• Task to complete:
For the data below, work out how many lines include the string "right" and report only the number.

# start of Material provided

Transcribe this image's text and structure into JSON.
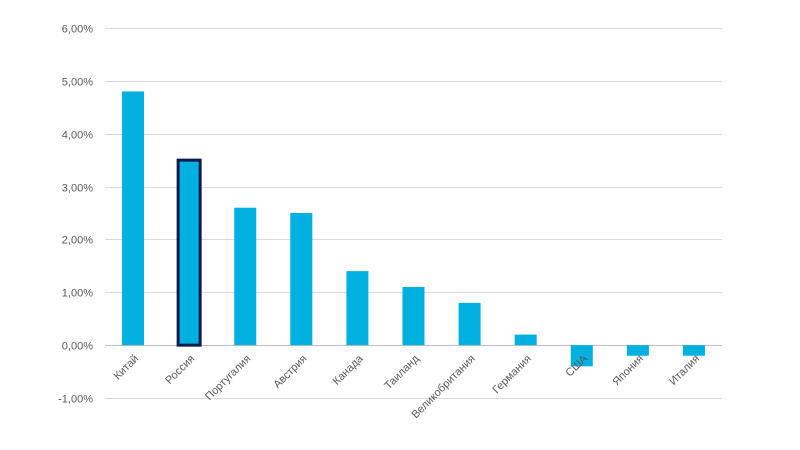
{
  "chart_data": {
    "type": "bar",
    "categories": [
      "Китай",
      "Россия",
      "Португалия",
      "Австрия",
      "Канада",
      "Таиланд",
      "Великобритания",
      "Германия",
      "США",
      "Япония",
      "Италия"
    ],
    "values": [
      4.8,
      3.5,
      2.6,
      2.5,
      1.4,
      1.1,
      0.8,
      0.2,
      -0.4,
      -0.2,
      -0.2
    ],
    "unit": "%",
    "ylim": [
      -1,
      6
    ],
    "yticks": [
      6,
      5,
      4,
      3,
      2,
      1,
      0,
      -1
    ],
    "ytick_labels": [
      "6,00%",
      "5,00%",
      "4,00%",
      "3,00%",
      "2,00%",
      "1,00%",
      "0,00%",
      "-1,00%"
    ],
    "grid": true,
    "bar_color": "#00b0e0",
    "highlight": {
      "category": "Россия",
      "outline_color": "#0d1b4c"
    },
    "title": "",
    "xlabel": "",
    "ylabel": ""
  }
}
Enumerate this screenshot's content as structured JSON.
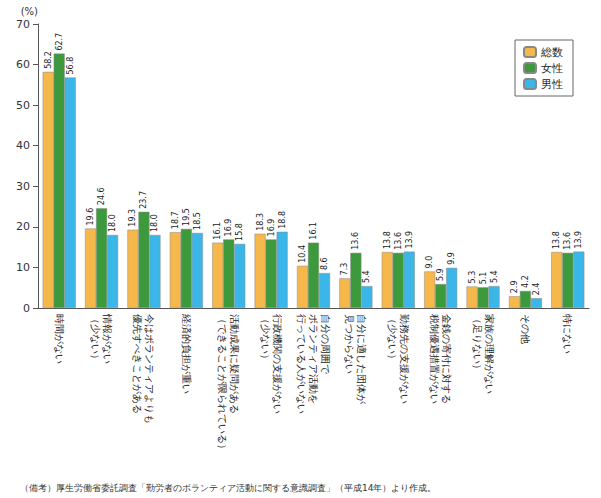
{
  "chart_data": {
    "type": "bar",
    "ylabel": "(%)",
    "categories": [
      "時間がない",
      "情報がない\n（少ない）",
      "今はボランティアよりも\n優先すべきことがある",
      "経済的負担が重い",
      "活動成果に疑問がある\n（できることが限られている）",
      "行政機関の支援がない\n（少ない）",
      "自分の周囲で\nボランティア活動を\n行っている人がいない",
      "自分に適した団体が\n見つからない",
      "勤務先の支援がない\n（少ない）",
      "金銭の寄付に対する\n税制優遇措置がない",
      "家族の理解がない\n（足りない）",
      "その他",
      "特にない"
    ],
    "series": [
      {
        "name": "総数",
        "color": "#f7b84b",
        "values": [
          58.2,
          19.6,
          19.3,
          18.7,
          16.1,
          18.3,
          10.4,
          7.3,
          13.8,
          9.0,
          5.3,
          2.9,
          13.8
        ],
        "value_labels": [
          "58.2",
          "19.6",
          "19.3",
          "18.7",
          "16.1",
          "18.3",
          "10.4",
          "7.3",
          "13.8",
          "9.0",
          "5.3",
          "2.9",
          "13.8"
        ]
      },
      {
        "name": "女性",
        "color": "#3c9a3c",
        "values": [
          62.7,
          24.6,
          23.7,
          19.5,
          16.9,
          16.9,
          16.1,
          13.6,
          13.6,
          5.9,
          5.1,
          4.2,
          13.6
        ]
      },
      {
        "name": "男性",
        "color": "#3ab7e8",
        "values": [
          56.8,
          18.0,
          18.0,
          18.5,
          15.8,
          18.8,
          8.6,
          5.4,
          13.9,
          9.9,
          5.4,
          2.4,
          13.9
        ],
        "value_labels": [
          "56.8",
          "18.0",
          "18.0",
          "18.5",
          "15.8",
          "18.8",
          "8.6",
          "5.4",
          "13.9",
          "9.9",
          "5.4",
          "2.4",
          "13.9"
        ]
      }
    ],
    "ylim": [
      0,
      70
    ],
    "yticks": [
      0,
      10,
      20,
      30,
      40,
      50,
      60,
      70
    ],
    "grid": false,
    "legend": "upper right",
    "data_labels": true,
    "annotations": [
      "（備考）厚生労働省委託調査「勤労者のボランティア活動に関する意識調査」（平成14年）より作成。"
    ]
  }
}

# end of Material provided
# start of Material provided

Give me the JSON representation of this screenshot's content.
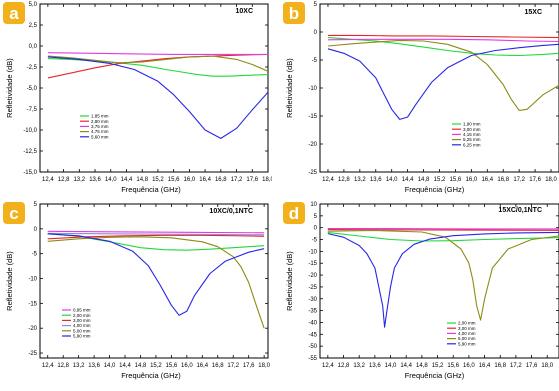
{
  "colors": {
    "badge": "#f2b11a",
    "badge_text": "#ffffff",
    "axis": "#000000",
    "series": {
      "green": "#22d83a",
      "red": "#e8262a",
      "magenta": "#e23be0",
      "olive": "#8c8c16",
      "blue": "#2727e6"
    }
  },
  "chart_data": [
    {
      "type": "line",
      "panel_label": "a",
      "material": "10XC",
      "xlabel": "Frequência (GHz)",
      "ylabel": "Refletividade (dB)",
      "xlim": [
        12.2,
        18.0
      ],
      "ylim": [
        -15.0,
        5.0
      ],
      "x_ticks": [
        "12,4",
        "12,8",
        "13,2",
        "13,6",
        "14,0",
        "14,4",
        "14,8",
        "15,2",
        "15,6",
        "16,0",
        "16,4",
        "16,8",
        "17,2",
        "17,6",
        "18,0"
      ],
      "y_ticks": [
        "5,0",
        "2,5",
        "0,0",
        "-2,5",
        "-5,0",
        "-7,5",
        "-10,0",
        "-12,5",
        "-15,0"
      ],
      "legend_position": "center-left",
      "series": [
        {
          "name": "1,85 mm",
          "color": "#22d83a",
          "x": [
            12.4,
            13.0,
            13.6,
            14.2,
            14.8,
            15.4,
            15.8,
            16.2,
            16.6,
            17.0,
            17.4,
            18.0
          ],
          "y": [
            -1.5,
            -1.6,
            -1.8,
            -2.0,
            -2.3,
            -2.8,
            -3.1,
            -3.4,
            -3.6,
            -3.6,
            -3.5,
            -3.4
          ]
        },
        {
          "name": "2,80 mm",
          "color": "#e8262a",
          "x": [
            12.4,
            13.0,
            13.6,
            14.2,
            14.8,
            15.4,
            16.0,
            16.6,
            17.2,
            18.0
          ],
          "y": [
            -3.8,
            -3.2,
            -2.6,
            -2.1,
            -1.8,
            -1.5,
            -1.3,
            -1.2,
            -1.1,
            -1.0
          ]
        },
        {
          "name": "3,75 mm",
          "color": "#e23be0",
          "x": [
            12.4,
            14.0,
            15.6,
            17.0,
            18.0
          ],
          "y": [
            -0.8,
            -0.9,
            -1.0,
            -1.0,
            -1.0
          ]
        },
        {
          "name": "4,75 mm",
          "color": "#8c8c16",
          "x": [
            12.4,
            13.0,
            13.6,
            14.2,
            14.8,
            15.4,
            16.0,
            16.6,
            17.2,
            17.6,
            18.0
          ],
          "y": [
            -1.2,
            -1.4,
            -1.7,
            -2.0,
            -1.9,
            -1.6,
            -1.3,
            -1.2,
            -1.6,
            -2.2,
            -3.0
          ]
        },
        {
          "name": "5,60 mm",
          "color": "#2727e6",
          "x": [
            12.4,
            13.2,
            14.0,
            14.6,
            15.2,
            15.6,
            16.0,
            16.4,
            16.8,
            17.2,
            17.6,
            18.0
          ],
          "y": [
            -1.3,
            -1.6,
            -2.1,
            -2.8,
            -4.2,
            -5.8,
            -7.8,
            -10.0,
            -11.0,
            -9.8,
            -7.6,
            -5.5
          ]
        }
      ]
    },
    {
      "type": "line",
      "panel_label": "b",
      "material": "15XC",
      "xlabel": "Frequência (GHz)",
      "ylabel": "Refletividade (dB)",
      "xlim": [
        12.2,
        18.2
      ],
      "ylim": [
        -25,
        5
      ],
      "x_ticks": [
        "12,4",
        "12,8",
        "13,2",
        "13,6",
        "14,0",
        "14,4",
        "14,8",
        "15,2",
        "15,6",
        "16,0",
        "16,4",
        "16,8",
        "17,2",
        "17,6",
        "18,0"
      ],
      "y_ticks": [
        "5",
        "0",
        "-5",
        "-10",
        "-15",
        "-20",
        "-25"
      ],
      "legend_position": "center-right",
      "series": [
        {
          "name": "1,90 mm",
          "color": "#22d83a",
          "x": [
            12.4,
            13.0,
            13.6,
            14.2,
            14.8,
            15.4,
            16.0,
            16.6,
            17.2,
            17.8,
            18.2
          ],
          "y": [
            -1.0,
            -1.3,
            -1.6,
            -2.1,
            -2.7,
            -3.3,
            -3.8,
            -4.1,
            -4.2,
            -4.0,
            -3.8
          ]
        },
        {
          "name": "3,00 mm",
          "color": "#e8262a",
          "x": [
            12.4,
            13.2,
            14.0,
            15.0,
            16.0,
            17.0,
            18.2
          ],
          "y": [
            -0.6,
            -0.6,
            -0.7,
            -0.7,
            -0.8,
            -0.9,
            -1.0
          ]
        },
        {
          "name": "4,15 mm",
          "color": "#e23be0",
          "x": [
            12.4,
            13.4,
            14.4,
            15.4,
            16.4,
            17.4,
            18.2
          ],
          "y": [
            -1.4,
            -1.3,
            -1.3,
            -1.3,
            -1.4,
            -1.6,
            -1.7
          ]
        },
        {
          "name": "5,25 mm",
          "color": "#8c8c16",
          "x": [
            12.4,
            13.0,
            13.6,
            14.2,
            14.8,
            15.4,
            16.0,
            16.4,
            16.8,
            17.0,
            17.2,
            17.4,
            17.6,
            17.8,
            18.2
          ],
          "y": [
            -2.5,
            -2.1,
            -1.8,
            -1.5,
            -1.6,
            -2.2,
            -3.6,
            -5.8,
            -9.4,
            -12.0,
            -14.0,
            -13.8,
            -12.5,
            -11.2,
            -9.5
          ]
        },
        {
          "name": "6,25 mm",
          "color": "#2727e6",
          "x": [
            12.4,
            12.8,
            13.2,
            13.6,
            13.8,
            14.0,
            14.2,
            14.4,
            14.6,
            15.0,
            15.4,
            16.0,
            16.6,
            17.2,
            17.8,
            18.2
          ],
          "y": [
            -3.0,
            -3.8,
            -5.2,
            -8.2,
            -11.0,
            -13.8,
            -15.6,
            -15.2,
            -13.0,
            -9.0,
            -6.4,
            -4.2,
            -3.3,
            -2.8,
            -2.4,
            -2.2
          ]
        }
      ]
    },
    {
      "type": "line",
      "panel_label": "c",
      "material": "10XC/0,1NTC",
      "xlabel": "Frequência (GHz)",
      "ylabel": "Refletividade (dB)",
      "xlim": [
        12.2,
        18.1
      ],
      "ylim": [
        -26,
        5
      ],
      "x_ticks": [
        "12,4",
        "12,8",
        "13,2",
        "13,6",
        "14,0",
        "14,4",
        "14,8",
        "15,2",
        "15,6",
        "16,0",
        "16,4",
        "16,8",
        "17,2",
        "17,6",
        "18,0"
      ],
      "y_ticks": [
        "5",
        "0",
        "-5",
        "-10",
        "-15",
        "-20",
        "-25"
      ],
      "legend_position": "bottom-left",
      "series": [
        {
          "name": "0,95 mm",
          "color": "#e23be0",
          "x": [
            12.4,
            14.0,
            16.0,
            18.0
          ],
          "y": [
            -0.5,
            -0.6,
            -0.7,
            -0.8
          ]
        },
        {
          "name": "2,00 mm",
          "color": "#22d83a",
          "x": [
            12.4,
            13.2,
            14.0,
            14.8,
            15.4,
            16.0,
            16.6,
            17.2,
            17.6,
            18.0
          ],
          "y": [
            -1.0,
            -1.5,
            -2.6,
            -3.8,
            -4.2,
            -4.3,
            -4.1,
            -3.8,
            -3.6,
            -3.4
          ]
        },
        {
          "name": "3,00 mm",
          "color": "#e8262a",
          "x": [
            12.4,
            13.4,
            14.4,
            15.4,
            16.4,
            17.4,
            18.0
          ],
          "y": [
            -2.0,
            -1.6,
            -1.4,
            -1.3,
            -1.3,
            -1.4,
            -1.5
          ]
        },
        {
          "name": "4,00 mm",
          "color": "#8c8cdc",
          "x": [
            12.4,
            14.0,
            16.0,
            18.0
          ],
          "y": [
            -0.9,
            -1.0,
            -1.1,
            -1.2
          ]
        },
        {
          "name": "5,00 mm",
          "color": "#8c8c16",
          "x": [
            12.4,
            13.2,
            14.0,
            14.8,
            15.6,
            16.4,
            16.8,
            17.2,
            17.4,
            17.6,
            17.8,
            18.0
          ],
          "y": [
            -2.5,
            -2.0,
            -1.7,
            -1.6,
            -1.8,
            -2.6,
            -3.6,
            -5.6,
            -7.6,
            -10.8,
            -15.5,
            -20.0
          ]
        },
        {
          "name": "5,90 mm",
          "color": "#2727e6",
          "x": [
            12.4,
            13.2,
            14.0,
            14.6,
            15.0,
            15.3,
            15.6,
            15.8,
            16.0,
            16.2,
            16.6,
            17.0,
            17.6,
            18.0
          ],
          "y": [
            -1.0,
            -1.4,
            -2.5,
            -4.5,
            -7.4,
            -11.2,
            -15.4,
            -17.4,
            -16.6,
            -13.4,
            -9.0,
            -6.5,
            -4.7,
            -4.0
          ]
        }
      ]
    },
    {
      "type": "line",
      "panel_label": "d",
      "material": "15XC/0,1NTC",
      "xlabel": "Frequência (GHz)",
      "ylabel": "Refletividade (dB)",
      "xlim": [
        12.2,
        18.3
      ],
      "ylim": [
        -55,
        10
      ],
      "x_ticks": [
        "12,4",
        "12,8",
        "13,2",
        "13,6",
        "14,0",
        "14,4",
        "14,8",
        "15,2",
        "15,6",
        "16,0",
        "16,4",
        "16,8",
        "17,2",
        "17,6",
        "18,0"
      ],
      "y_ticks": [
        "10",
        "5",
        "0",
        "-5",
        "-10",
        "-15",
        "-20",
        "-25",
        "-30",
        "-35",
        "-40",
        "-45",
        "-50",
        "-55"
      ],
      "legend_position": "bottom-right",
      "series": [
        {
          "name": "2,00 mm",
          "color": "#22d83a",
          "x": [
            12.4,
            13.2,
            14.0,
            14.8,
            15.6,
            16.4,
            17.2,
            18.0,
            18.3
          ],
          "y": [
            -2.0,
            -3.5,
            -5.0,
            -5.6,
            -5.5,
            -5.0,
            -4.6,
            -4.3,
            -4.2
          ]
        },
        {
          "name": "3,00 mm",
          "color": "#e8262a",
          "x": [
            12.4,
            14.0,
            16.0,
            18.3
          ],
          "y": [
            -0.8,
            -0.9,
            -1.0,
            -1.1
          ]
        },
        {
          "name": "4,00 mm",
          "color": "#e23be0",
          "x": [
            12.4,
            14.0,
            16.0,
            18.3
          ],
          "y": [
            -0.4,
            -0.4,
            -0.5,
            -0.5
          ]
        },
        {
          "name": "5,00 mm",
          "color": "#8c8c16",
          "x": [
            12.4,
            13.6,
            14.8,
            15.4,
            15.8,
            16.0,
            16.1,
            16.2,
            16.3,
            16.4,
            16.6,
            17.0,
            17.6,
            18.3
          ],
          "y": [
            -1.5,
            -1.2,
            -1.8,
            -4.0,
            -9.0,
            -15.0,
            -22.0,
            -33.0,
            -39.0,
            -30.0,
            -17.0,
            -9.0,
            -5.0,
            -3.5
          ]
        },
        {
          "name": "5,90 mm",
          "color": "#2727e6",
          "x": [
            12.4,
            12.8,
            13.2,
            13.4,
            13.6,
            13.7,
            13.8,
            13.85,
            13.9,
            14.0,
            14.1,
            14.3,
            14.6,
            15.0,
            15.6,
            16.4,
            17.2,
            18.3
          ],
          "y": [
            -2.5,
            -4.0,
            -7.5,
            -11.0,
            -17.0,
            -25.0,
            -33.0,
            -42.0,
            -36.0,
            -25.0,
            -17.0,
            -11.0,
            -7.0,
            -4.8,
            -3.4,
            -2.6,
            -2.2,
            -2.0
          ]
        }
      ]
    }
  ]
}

# end of Material provided
# start of Material provided

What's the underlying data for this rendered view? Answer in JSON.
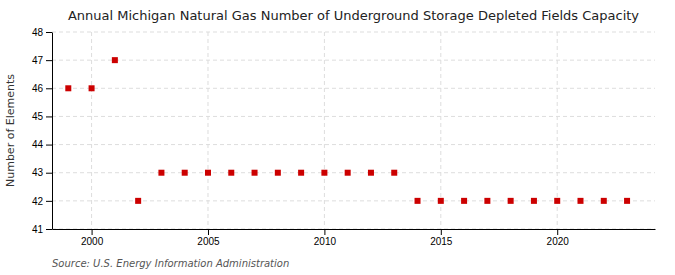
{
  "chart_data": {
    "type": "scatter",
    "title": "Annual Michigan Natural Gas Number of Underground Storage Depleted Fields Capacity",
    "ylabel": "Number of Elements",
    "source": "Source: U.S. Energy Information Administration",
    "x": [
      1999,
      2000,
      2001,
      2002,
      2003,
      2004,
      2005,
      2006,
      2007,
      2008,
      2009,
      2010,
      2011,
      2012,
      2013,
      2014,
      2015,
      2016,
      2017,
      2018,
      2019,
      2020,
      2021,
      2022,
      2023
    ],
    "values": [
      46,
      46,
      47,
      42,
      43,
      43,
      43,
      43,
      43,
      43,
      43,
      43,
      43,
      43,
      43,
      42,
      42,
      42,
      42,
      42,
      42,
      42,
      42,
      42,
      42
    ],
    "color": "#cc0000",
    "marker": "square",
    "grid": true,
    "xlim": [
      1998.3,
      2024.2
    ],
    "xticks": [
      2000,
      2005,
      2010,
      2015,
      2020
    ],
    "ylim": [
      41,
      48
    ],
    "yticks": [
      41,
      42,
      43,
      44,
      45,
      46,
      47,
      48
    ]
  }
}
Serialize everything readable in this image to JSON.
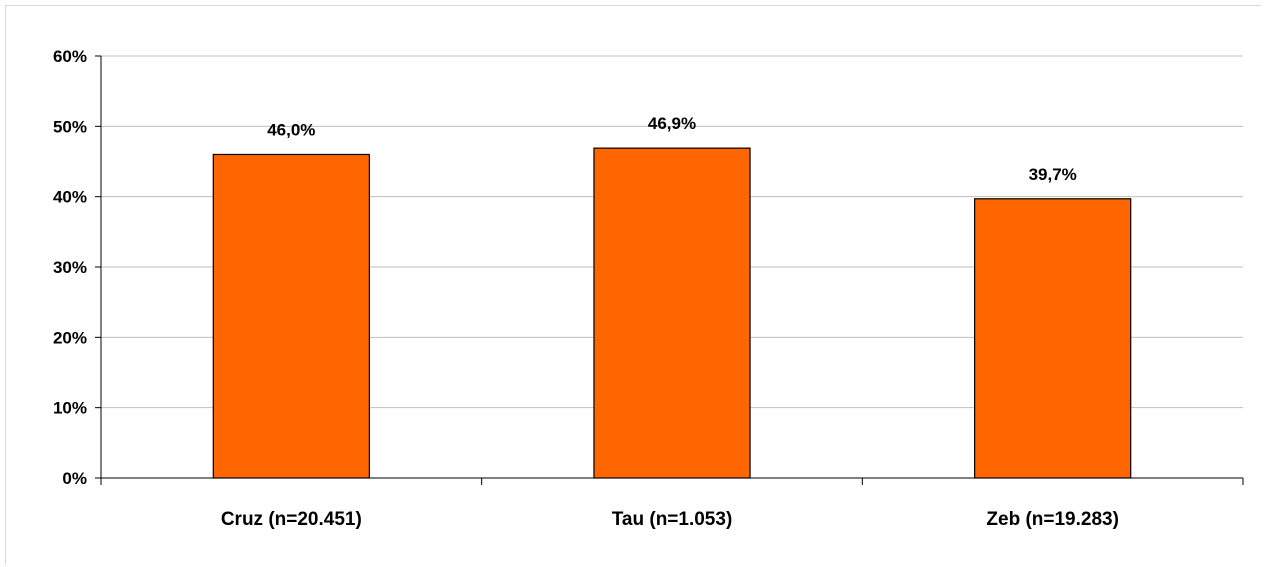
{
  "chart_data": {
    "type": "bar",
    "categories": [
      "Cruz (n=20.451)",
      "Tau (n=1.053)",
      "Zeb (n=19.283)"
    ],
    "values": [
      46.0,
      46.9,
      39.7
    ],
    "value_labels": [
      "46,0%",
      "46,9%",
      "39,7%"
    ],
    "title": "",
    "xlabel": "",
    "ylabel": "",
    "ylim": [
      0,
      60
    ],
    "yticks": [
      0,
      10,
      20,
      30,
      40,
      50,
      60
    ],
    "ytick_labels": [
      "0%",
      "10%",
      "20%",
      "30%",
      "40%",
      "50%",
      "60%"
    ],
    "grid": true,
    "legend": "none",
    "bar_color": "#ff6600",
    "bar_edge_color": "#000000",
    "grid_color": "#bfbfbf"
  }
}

# end of Material provided

• Result of this task:
3